▶ Prompt
Copy out each line of the data holding "stream".

····················

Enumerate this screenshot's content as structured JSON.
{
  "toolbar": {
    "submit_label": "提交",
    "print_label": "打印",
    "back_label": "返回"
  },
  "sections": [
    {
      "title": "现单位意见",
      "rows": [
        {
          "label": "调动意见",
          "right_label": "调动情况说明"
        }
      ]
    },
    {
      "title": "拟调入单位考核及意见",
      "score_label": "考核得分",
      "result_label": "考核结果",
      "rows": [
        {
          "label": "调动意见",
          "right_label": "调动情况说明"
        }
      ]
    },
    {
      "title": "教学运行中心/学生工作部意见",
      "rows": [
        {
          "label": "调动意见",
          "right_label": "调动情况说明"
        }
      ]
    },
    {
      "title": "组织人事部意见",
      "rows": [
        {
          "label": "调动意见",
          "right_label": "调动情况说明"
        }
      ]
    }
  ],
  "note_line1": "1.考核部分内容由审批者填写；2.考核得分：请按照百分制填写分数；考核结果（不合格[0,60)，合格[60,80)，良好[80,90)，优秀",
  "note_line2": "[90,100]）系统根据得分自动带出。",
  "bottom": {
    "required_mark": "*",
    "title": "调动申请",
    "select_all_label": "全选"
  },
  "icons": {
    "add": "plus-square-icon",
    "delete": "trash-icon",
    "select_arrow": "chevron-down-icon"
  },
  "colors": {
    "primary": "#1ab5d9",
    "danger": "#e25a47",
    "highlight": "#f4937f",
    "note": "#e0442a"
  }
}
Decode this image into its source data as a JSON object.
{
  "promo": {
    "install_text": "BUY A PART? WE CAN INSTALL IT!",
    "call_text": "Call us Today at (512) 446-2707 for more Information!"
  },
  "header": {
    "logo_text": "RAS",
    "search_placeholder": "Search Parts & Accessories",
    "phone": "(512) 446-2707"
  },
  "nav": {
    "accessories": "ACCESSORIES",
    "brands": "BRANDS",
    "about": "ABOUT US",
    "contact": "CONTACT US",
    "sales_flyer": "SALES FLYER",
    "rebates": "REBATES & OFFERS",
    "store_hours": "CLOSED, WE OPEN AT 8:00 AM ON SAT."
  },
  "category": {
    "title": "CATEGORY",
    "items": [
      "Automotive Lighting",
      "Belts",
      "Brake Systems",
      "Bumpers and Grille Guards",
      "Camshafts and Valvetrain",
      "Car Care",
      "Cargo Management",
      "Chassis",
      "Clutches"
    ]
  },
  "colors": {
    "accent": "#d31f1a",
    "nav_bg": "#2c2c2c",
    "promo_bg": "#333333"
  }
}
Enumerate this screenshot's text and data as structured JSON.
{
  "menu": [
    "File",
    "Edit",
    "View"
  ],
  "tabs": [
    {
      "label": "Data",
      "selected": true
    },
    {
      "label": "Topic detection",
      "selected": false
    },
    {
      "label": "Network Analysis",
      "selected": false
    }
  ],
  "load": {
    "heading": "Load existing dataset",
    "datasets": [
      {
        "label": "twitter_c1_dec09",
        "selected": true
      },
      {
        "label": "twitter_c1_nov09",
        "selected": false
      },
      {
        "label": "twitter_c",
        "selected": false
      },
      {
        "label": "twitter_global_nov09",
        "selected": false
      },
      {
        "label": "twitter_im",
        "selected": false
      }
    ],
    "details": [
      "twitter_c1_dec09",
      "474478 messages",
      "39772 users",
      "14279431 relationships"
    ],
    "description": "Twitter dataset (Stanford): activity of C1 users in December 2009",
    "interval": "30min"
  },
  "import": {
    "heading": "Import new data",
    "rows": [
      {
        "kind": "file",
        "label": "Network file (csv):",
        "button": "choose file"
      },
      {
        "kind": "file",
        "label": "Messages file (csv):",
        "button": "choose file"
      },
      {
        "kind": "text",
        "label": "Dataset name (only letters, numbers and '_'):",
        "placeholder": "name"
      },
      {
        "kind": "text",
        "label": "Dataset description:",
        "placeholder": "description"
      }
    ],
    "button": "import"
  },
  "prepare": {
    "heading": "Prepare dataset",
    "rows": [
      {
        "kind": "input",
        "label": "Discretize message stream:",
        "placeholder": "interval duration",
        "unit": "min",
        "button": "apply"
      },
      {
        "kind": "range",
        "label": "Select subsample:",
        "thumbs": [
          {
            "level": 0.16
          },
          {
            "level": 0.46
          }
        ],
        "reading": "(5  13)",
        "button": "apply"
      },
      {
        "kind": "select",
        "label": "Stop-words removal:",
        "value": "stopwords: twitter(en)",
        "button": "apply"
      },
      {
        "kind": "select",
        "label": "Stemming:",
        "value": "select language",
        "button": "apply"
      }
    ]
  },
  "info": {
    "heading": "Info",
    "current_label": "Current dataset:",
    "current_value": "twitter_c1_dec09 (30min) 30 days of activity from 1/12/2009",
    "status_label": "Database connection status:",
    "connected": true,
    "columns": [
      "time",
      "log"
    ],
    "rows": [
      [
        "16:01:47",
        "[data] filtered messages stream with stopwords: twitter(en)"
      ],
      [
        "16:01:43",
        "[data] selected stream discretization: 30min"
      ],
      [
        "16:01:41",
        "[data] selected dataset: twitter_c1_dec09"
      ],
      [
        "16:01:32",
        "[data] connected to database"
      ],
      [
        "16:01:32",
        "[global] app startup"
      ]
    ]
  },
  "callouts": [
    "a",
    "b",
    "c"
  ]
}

····················

▶ Output for this exercise
        "label": "Discretize message stream:",
        "[data] filtered messages stream with stopwords: twitter(en)"
        "[data] selected stream discretization: 30min"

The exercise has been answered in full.